[start]

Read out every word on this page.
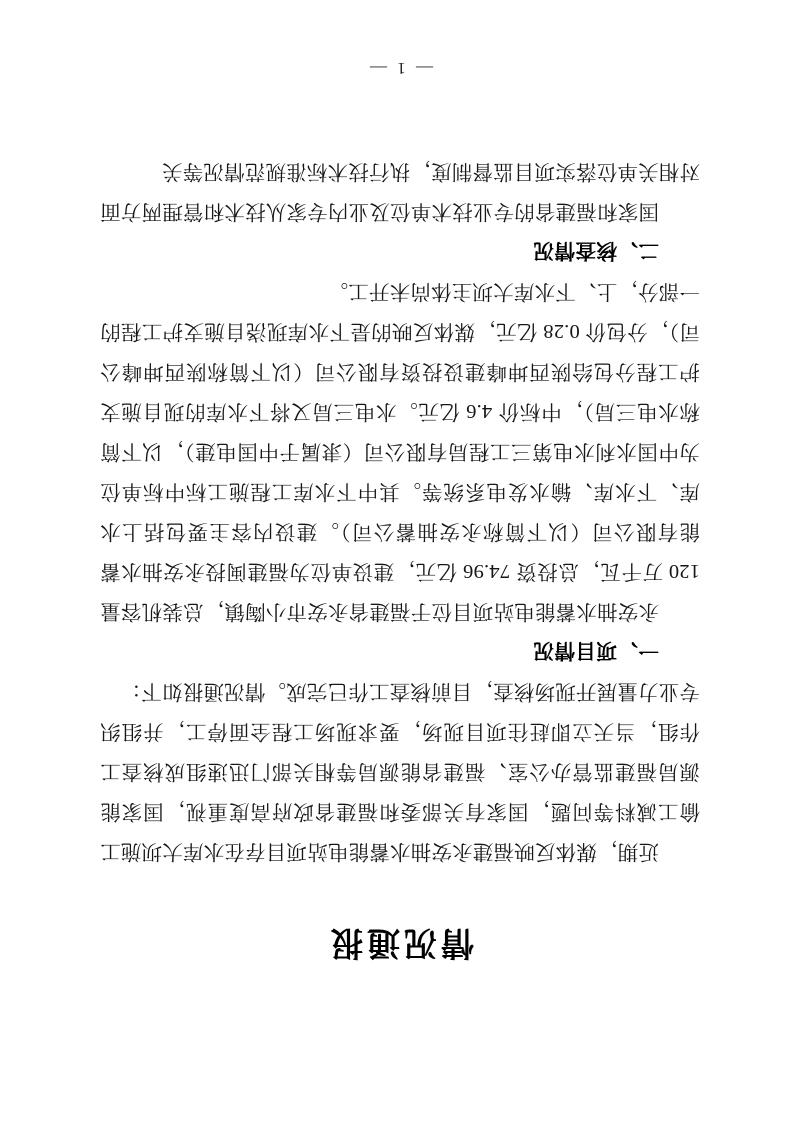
情况通报

近期，媒体反映福建永安抽水蓄能电站项目存在水库大坝施工偷工减料等问题，国家有关部委和福建省政府高度重视，国家能源局福建监管办公室、福建省能源局等相关部门迅速组成核查工作组，当天立即赶往项目现场，要求现场工程全面停工，并组织专业力量展开现场核查，目前核查工作已完成。情况通报如下：

一、项目情况

永安抽水蓄能电站项目位于福建省永安市小陶镇，总装机容量 120 万千瓦，总投资 74.96 亿元，建设单位为福建闽投永安抽水蓄能有限公司（以下简称永安抽蓄公司）。建设内容主要包括上水库、下水库、输水发电系统等。其中下水库工程施工标中标单位为中国水利水电第三工程局有限公司（隶属于中国电建），以下简称水电三局），中标价 4.6 亿元。水电三局又将下水库的现自施支护工程分包给陕西坤峰建设投资有限公司（以下简称陕西坤峰公司），分包价 0.28 亿元，媒体反映的是下水库现浇自施支护工程的一部分，上、下水库大坝主体尚未开工。

二、核查情况

国家和福建省的专业技术单位及业内专家从技术和管理两方面对相关单位落实项目监督制度，执行技术标准规范情况等关

— 1 —
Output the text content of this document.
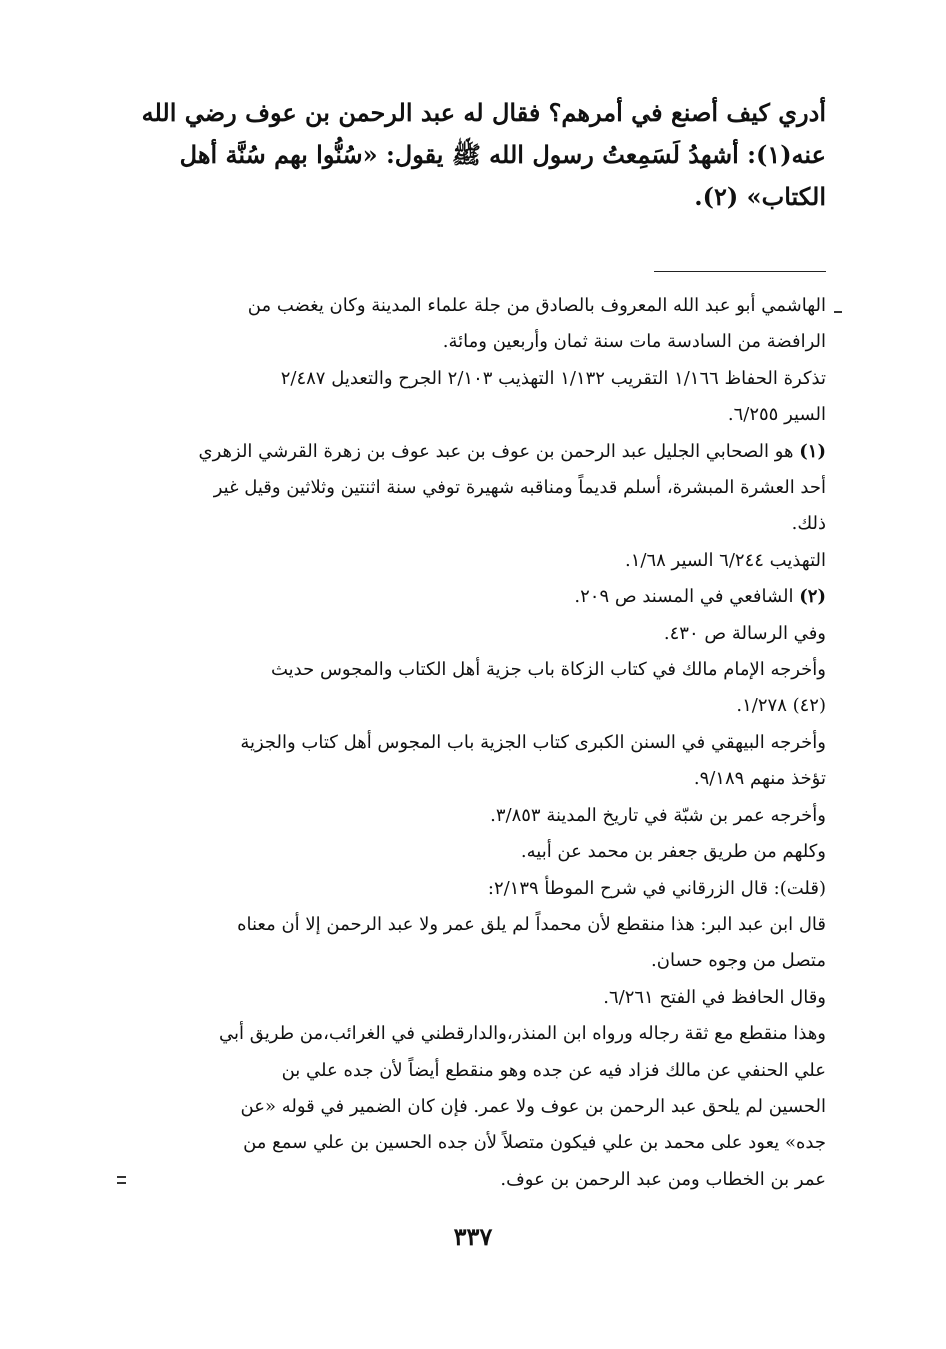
أدري كيف أصنع في أمرهم؟ فقال له عبد الرحمن بن عوف رضي الله

عنه(١): أشهدُ لَسَمِعتُ رسول الله ﷺ يقول: «سُنُّوا بهم سُنَّة أهل

الكتاب» (٢).

الهاشمي أبو عبد الله المعروف بالصادق من جلة علماء المدينة وكان يغضب من

الرافضة من السادسة مات سنة ثمان وأربعين ومائة.

تذكرة الحفاظ ١/١٦٦ التقريب ١/١٣٢ التهذيب ٢/١٠٣ الجرح والتعديل ٢/٤٨٧

السير ٦/٢٥٥.

(١) هو الصحابي الجليل عبد الرحمن بن عوف بن عبد عوف بن زهرة القرشي الزهري

أحد العشرة المبشرة، أسلم قديماً ومناقبه شهيرة توفي سنة اثنتين وثلاثين وقيل غير

ذلك.

التهذيب ٦/٢٤٤ السير ١/٦٨.

(٢) الشافعي في المسند ص ٢٠٩.

وفي الرسالة ص ٤٣٠.

وأخرجه الإمام مالك في كتاب الزكاة باب جزية أهل الكتاب والمجوس حديث

(٤٢) ١/٢٧٨.

وأخرجه البيهقي في السنن الكبرى كتاب الجزية باب المجوس أهل كتاب والجزية

تؤخذ منهم ٩/١٨٩.

وأخرجه عمر بن شبّة في تاريخ المدينة ٣/٨٥٣.

وكلهم من طريق جعفر بن محمد عن أبيه.

(قلت): قال الزرقاني في شرح الموطأ ٢/١٣٩:

قال ابن عبد البر: هذا منقطع لأن محمداً لم يلق عمر ولا عبد الرحمن إلا أن معناه

متصل من وجوه حسان.

وقال الحافظ في الفتح ٦/٢٦١.

وهذا منقطع مع ثقة رجاله ورواه ابن المنذر،والدارقطني في الغرائب،من طريق أبي

علي الحنفي عن مالك فزاد فيه عن جده وهو منقطع أيضاً لأن جده علي بن

الحسين لم يلحق عبد الرحمن بن عوف ولا عمر. فإن كان الضمير في قوله «عن

جده» يعود على محمد بن علي فيكون متصلاً لأن جده الحسين بن علي سمع من

عمر بن الخطاب ومن عبد الرحمن بن عوف.

٣٣٧
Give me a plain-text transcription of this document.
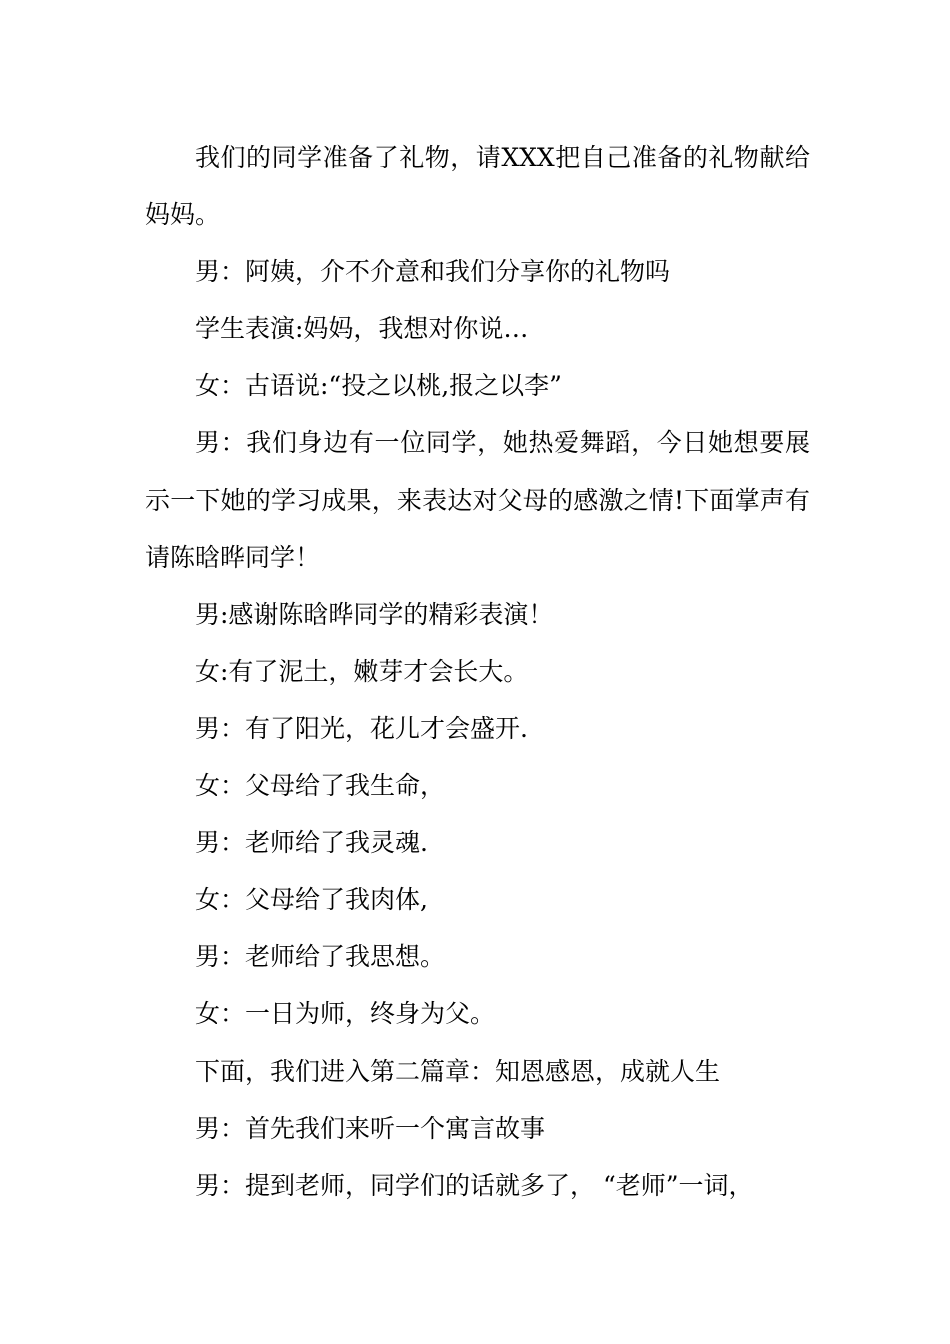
我们的同学准备了礼物，请XXX把自己准备的礼物献给妈妈。

男：阿姨，介不介意和我们分享你的礼物吗

学生表演:妈妈，我想对你说…

女：古语说:“投之以桃,报之以李”

男：我们身边有一位同学，她热爱舞蹈，今日她想要展示一下她的学习成果，来表达对父母的感激之情!下面掌声有请陈晗晔同学！

男:感谢陈晗晔同学的精彩表演！

女:有了泥土，嫩芽才会长大。

男：有了阳光，花儿才会盛开.

女：父母给了我生命，

男：老师给了我灵魂.

女：父母给了我肉体,

男：老师给了我思想。

女：一日为师，终身为父。

下面，我们进入第二篇章：知恩感恩，成就人生

男：首先我们来听一个寓言故事

男：提到老师，同学们的话就多了， “老师”一词，
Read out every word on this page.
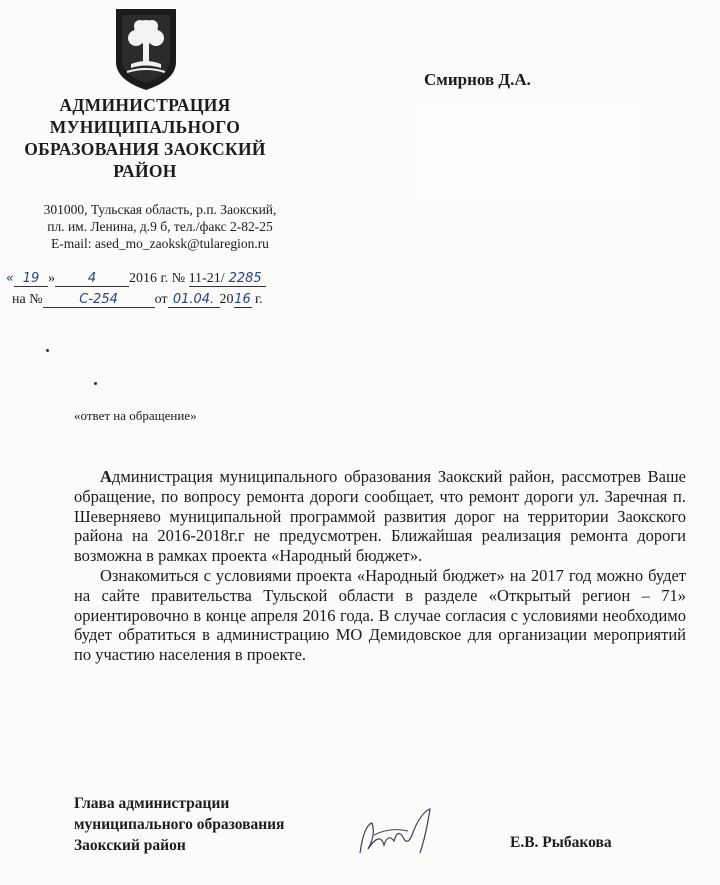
АДМИНИСТРАЦИЯ
МУНИЦИПАЛЬНОГО
ОБРАЗОВАНИЯ ЗАОКСКИЙ
РАЙОН
301000, Тульская область, р.п. Заокский,
пл. им. Ленина, д.9 б, тел./факс 2-82-25
E-mail: ased_mo_zaoksk@tularegion.ru
Смирнов Д.А.
« 19 »	4 2016 г. № 11-21/ 2285
на №	С-254	от 01.04. 2016 г.
«ответ на обращение»

Администрация муниципального образования Заокский район, рассмотрев Ваше обращение, по вопросу ремонта дороги сообщает, что ремонт дороги ул. Заречная п. Шеверняево муниципальной программой развития дорог на территории Заокского района на 2016-2018г.г не предусмотрен. Ближайшая реализация ремонта дороги возможна в рамках проекта «Народный бюджет».

Ознакомиться с условиями проекта «Народный бюджет» на 2017 год можно будет на сайте правительства Тульской области в разделе «Открытый регион – 71» ориентировочно в конце апреля 2016 года. В случае согласия с условиями необходимо будет обратиться в администрацию МО Демидовское для организации мероприятий по участию населения в проекте.

Глава администрации
муниципального образования
Заокский район	Е.В. Рыбакова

[end]

■ WRITTEN REQUEST
Copy every line above in which the string "Народный" shows up.

■ WORKED ANSWER
Администрация муниципального образования Заокский район, рассмотрев Ваше обращение, по вопросу ремонта дороги сообщает, что ремонт дороги ул. Заречная п. Шеверняево муниципальной программой развития дорог на территории Заокского района на 2016-2018г.г не предусмотрен. Ближайшая реализация ремонта дороги возможна в рамках проекта «Народный бюджет».
Ознакомиться с условиями проекта «Народный бюджет» на 2017 год можно будет на сайте правительства Тульской области в разделе «Открытый регион – 71» ориентировочно в конце апреля 2016 года. В случае согласия с условиями необходимо будет обратиться в администрацию МО Демидовское для организации мероприятий по участию населения в проекте.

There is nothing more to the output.